● Directive: Each line of the listing must be transcribed exactly, except for the images, which should be excluded.

[Collection entries]
Start

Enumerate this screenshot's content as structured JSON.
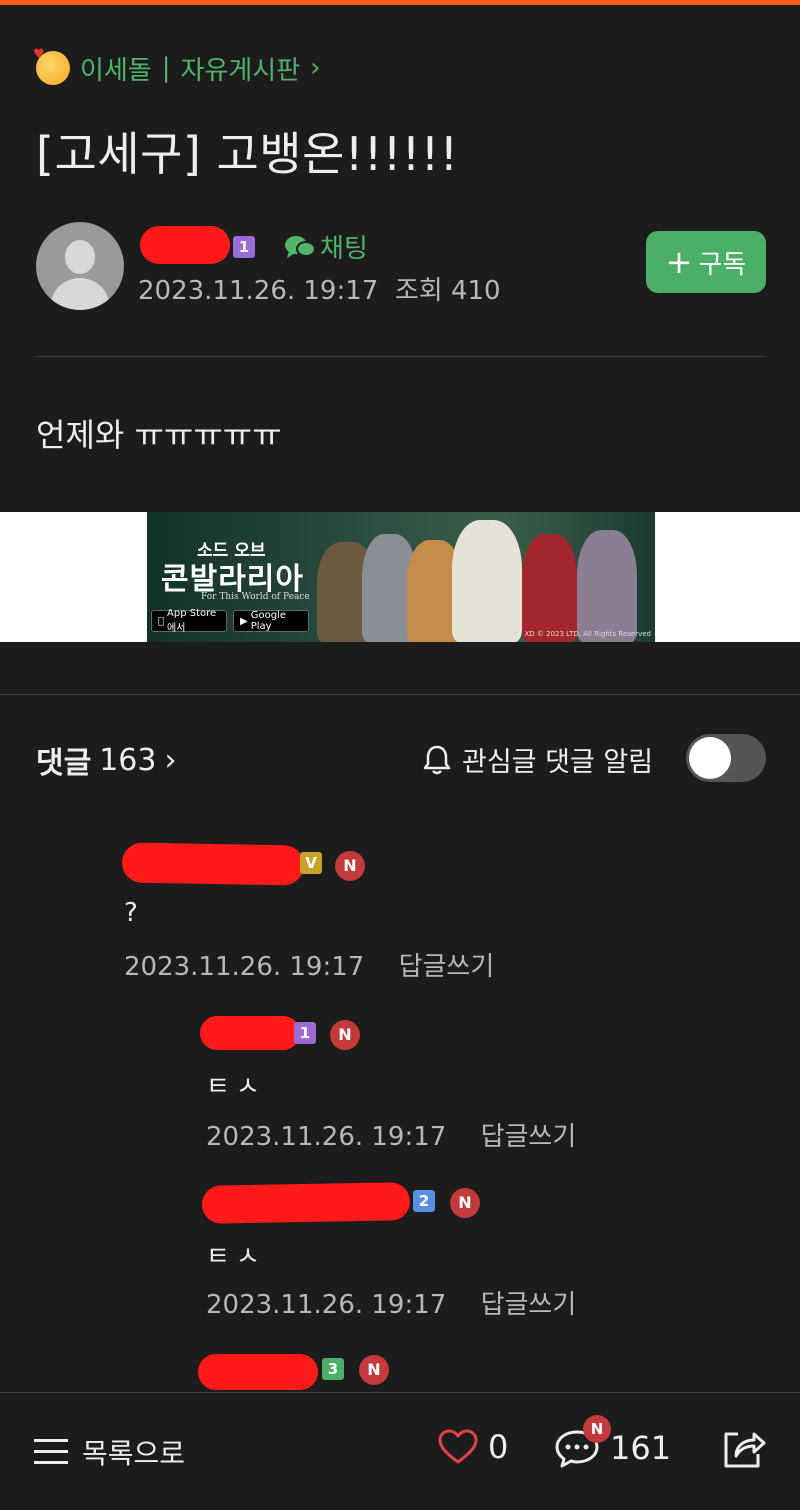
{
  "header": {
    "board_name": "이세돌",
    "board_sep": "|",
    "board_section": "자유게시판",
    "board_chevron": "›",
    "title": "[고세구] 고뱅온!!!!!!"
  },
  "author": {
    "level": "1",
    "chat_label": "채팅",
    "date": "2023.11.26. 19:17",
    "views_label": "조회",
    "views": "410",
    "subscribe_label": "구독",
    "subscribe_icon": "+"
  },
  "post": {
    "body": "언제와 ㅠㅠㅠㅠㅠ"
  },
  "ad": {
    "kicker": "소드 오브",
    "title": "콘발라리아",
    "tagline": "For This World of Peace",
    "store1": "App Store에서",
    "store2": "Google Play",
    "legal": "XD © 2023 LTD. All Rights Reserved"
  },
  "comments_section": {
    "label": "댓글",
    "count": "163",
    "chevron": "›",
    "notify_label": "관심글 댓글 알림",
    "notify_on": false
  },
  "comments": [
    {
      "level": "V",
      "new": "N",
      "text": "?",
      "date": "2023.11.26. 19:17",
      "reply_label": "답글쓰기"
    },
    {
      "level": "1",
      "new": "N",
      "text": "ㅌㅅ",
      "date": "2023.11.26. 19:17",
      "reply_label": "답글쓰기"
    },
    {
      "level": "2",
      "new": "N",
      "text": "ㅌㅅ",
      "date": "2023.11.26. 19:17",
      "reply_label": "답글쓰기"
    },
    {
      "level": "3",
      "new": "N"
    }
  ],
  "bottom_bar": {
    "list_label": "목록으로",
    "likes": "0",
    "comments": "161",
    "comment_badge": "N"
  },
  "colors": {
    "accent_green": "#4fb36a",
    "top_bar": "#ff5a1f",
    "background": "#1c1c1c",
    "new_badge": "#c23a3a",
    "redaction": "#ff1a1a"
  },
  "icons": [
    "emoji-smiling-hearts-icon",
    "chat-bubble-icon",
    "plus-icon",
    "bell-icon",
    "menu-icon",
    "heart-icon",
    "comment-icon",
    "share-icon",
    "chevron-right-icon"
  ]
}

End

● Response to the exercise:
Enumerate this screenshot's content as structured JSON.
{
  "header": {
    "board_name": "이세돌",
    "board_sep": "|",
    "board_section": "자유게시판",
    "board_chevron": "›",
    "title": "[고세구] 고뱅온!!!!!!"
  },
  "author": {
    "level": "1",
    "chat_label": "채팅",
    "date": "2023.11.26. 19:17",
    "views_label": "조회",
    "views": "410",
    "subscribe_label": "구독",
    "subscribe_icon": "+"
  },
  "post": {
    "body": "언제와 ㅠㅠㅠㅠㅠ"
  },
  "ad": {
    "kicker": "소드 오브",
    "title": "콘발라리아",
    "tagline": "For This World of Peace",
    "store1": "App Store에서",
    "store2": "Google Play",
    "legal": "XD © 2023 LTD. All Rights Reserved"
  },
  "comments_section": {
    "label": "댓글",
    "count": "163",
    "chevron": "›",
    "notify_label": "관심글 댓글 알림",
    "notify_on": false
  },
  "comments": [
    {
      "level": "V",
      "new": "N",
      "text": "?",
      "date": "2023.11.26. 19:17",
      "reply_label": "답글쓰기"
    },
    {
      "level": "1",
      "new": "N",
      "text": "ㅌㅅ",
      "date": "2023.11.26. 19:17",
      "reply_label": "답글쓰기"
    },
    {
      "level": "2",
      "new": "N",
      "text": "ㅌㅅ",
      "date": "2023.11.26. 19:17",
      "reply_label": "답글쓰기"
    },
    {
      "level": "3",
      "new": "N"
    }
  ],
  "bottom_bar": {
    "list_label": "목록으로",
    "likes": "0",
    "comments": "161",
    "comment_badge": "N"
  },
  "colors": {
    "accent_green": "#4fb36a",
    "top_bar": "#ff5a1f",
    "background": "#1c1c1c",
    "new_badge": "#c23a3a",
    "redaction": "#ff1a1a"
  },
  "icons": [
    "emoji-smiling-hearts-icon",
    "chat-bubble-icon",
    "plus-icon",
    "bell-icon",
    "menu-icon",
    "heart-icon",
    "comment-icon",
    "share-icon",
    "chevron-right-icon"
  ]
}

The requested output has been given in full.